---------- Material shown ----------

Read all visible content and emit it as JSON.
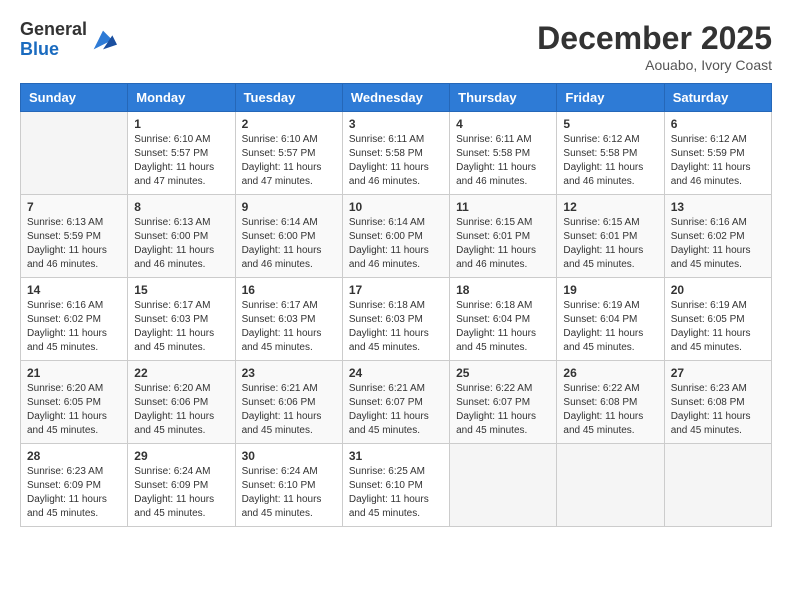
{
  "logo": {
    "general": "General",
    "blue": "Blue"
  },
  "title": "December 2025",
  "subtitle": "Aouabo, Ivory Coast",
  "days_of_week": [
    "Sunday",
    "Monday",
    "Tuesday",
    "Wednesday",
    "Thursday",
    "Friday",
    "Saturday"
  ],
  "weeks": [
    [
      {
        "day": "",
        "info": ""
      },
      {
        "day": "1",
        "info": "Sunrise: 6:10 AM\nSunset: 5:57 PM\nDaylight: 11 hours and 47 minutes."
      },
      {
        "day": "2",
        "info": "Sunrise: 6:10 AM\nSunset: 5:57 PM\nDaylight: 11 hours and 47 minutes."
      },
      {
        "day": "3",
        "info": "Sunrise: 6:11 AM\nSunset: 5:58 PM\nDaylight: 11 hours and 46 minutes."
      },
      {
        "day": "4",
        "info": "Sunrise: 6:11 AM\nSunset: 5:58 PM\nDaylight: 11 hours and 46 minutes."
      },
      {
        "day": "5",
        "info": "Sunrise: 6:12 AM\nSunset: 5:58 PM\nDaylight: 11 hours and 46 minutes."
      },
      {
        "day": "6",
        "info": "Sunrise: 6:12 AM\nSunset: 5:59 PM\nDaylight: 11 hours and 46 minutes."
      }
    ],
    [
      {
        "day": "7",
        "info": "Sunrise: 6:13 AM\nSunset: 5:59 PM\nDaylight: 11 hours and 46 minutes."
      },
      {
        "day": "8",
        "info": "Sunrise: 6:13 AM\nSunset: 6:00 PM\nDaylight: 11 hours and 46 minutes."
      },
      {
        "day": "9",
        "info": "Sunrise: 6:14 AM\nSunset: 6:00 PM\nDaylight: 11 hours and 46 minutes."
      },
      {
        "day": "10",
        "info": "Sunrise: 6:14 AM\nSunset: 6:00 PM\nDaylight: 11 hours and 46 minutes."
      },
      {
        "day": "11",
        "info": "Sunrise: 6:15 AM\nSunset: 6:01 PM\nDaylight: 11 hours and 46 minutes."
      },
      {
        "day": "12",
        "info": "Sunrise: 6:15 AM\nSunset: 6:01 PM\nDaylight: 11 hours and 45 minutes."
      },
      {
        "day": "13",
        "info": "Sunrise: 6:16 AM\nSunset: 6:02 PM\nDaylight: 11 hours and 45 minutes."
      }
    ],
    [
      {
        "day": "14",
        "info": "Sunrise: 6:16 AM\nSunset: 6:02 PM\nDaylight: 11 hours and 45 minutes."
      },
      {
        "day": "15",
        "info": "Sunrise: 6:17 AM\nSunset: 6:03 PM\nDaylight: 11 hours and 45 minutes."
      },
      {
        "day": "16",
        "info": "Sunrise: 6:17 AM\nSunset: 6:03 PM\nDaylight: 11 hours and 45 minutes."
      },
      {
        "day": "17",
        "info": "Sunrise: 6:18 AM\nSunset: 6:03 PM\nDaylight: 11 hours and 45 minutes."
      },
      {
        "day": "18",
        "info": "Sunrise: 6:18 AM\nSunset: 6:04 PM\nDaylight: 11 hours and 45 minutes."
      },
      {
        "day": "19",
        "info": "Sunrise: 6:19 AM\nSunset: 6:04 PM\nDaylight: 11 hours and 45 minutes."
      },
      {
        "day": "20",
        "info": "Sunrise: 6:19 AM\nSunset: 6:05 PM\nDaylight: 11 hours and 45 minutes."
      }
    ],
    [
      {
        "day": "21",
        "info": "Sunrise: 6:20 AM\nSunset: 6:05 PM\nDaylight: 11 hours and 45 minutes."
      },
      {
        "day": "22",
        "info": "Sunrise: 6:20 AM\nSunset: 6:06 PM\nDaylight: 11 hours and 45 minutes."
      },
      {
        "day": "23",
        "info": "Sunrise: 6:21 AM\nSunset: 6:06 PM\nDaylight: 11 hours and 45 minutes."
      },
      {
        "day": "24",
        "info": "Sunrise: 6:21 AM\nSunset: 6:07 PM\nDaylight: 11 hours and 45 minutes."
      },
      {
        "day": "25",
        "info": "Sunrise: 6:22 AM\nSunset: 6:07 PM\nDaylight: 11 hours and 45 minutes."
      },
      {
        "day": "26",
        "info": "Sunrise: 6:22 AM\nSunset: 6:08 PM\nDaylight: 11 hours and 45 minutes."
      },
      {
        "day": "27",
        "info": "Sunrise: 6:23 AM\nSunset: 6:08 PM\nDaylight: 11 hours and 45 minutes."
      }
    ],
    [
      {
        "day": "28",
        "info": "Sunrise: 6:23 AM\nSunset: 6:09 PM\nDaylight: 11 hours and 45 minutes."
      },
      {
        "day": "29",
        "info": "Sunrise: 6:24 AM\nSunset: 6:09 PM\nDaylight: 11 hours and 45 minutes."
      },
      {
        "day": "30",
        "info": "Sunrise: 6:24 AM\nSunset: 6:10 PM\nDaylight: 11 hours and 45 minutes."
      },
      {
        "day": "31",
        "info": "Sunrise: 6:25 AM\nSunset: 6:10 PM\nDaylight: 11 hours and 45 minutes."
      },
      {
        "day": "",
        "info": ""
      },
      {
        "day": "",
        "info": ""
      },
      {
        "day": "",
        "info": ""
      }
    ]
  ]
}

----------

### Work instructions
None of the pictures should appear; repeat the records exactly otherwise.

### Answer to this problem
Read all visible content and emit it as JSON.
{
  "logo": {
    "general": "General",
    "blue": "Blue"
  },
  "title": "December 2025",
  "subtitle": "Aouabo, Ivory Coast",
  "days_of_week": [
    "Sunday",
    "Monday",
    "Tuesday",
    "Wednesday",
    "Thursday",
    "Friday",
    "Saturday"
  ],
  "weeks": [
    [
      {
        "day": "",
        "info": ""
      },
      {
        "day": "1",
        "info": "Sunrise: 6:10 AM\nSunset: 5:57 PM\nDaylight: 11 hours and 47 minutes."
      },
      {
        "day": "2",
        "info": "Sunrise: 6:10 AM\nSunset: 5:57 PM\nDaylight: 11 hours and 47 minutes."
      },
      {
        "day": "3",
        "info": "Sunrise: 6:11 AM\nSunset: 5:58 PM\nDaylight: 11 hours and 46 minutes."
      },
      {
        "day": "4",
        "info": "Sunrise: 6:11 AM\nSunset: 5:58 PM\nDaylight: 11 hours and 46 minutes."
      },
      {
        "day": "5",
        "info": "Sunrise: 6:12 AM\nSunset: 5:58 PM\nDaylight: 11 hours and 46 minutes."
      },
      {
        "day": "6",
        "info": "Sunrise: 6:12 AM\nSunset: 5:59 PM\nDaylight: 11 hours and 46 minutes."
      }
    ],
    [
      {
        "day": "7",
        "info": "Sunrise: 6:13 AM\nSunset: 5:59 PM\nDaylight: 11 hours and 46 minutes."
      },
      {
        "day": "8",
        "info": "Sunrise: 6:13 AM\nSunset: 6:00 PM\nDaylight: 11 hours and 46 minutes."
      },
      {
        "day": "9",
        "info": "Sunrise: 6:14 AM\nSunset: 6:00 PM\nDaylight: 11 hours and 46 minutes."
      },
      {
        "day": "10",
        "info": "Sunrise: 6:14 AM\nSunset: 6:00 PM\nDaylight: 11 hours and 46 minutes."
      },
      {
        "day": "11",
        "info": "Sunrise: 6:15 AM\nSunset: 6:01 PM\nDaylight: 11 hours and 46 minutes."
      },
      {
        "day": "12",
        "info": "Sunrise: 6:15 AM\nSunset: 6:01 PM\nDaylight: 11 hours and 45 minutes."
      },
      {
        "day": "13",
        "info": "Sunrise: 6:16 AM\nSunset: 6:02 PM\nDaylight: 11 hours and 45 minutes."
      }
    ],
    [
      {
        "day": "14",
        "info": "Sunrise: 6:16 AM\nSunset: 6:02 PM\nDaylight: 11 hours and 45 minutes."
      },
      {
        "day": "15",
        "info": "Sunrise: 6:17 AM\nSunset: 6:03 PM\nDaylight: 11 hours and 45 minutes."
      },
      {
        "day": "16",
        "info": "Sunrise: 6:17 AM\nSunset: 6:03 PM\nDaylight: 11 hours and 45 minutes."
      },
      {
        "day": "17",
        "info": "Sunrise: 6:18 AM\nSunset: 6:03 PM\nDaylight: 11 hours and 45 minutes."
      },
      {
        "day": "18",
        "info": "Sunrise: 6:18 AM\nSunset: 6:04 PM\nDaylight: 11 hours and 45 minutes."
      },
      {
        "day": "19",
        "info": "Sunrise: 6:19 AM\nSunset: 6:04 PM\nDaylight: 11 hours and 45 minutes."
      },
      {
        "day": "20",
        "info": "Sunrise: 6:19 AM\nSunset: 6:05 PM\nDaylight: 11 hours and 45 minutes."
      }
    ],
    [
      {
        "day": "21",
        "info": "Sunrise: 6:20 AM\nSunset: 6:05 PM\nDaylight: 11 hours and 45 minutes."
      },
      {
        "day": "22",
        "info": "Sunrise: 6:20 AM\nSunset: 6:06 PM\nDaylight: 11 hours and 45 minutes."
      },
      {
        "day": "23",
        "info": "Sunrise: 6:21 AM\nSunset: 6:06 PM\nDaylight: 11 hours and 45 minutes."
      },
      {
        "day": "24",
        "info": "Sunrise: 6:21 AM\nSunset: 6:07 PM\nDaylight: 11 hours and 45 minutes."
      },
      {
        "day": "25",
        "info": "Sunrise: 6:22 AM\nSunset: 6:07 PM\nDaylight: 11 hours and 45 minutes."
      },
      {
        "day": "26",
        "info": "Sunrise: 6:22 AM\nSunset: 6:08 PM\nDaylight: 11 hours and 45 minutes."
      },
      {
        "day": "27",
        "info": "Sunrise: 6:23 AM\nSunset: 6:08 PM\nDaylight: 11 hours and 45 minutes."
      }
    ],
    [
      {
        "day": "28",
        "info": "Sunrise: 6:23 AM\nSunset: 6:09 PM\nDaylight: 11 hours and 45 minutes."
      },
      {
        "day": "29",
        "info": "Sunrise: 6:24 AM\nSunset: 6:09 PM\nDaylight: 11 hours and 45 minutes."
      },
      {
        "day": "30",
        "info": "Sunrise: 6:24 AM\nSunset: 6:10 PM\nDaylight: 11 hours and 45 minutes."
      },
      {
        "day": "31",
        "info": "Sunrise: 6:25 AM\nSunset: 6:10 PM\nDaylight: 11 hours and 45 minutes."
      },
      {
        "day": "",
        "info": ""
      },
      {
        "day": "",
        "info": ""
      },
      {
        "day": "",
        "info": ""
      }
    ]
  ]
}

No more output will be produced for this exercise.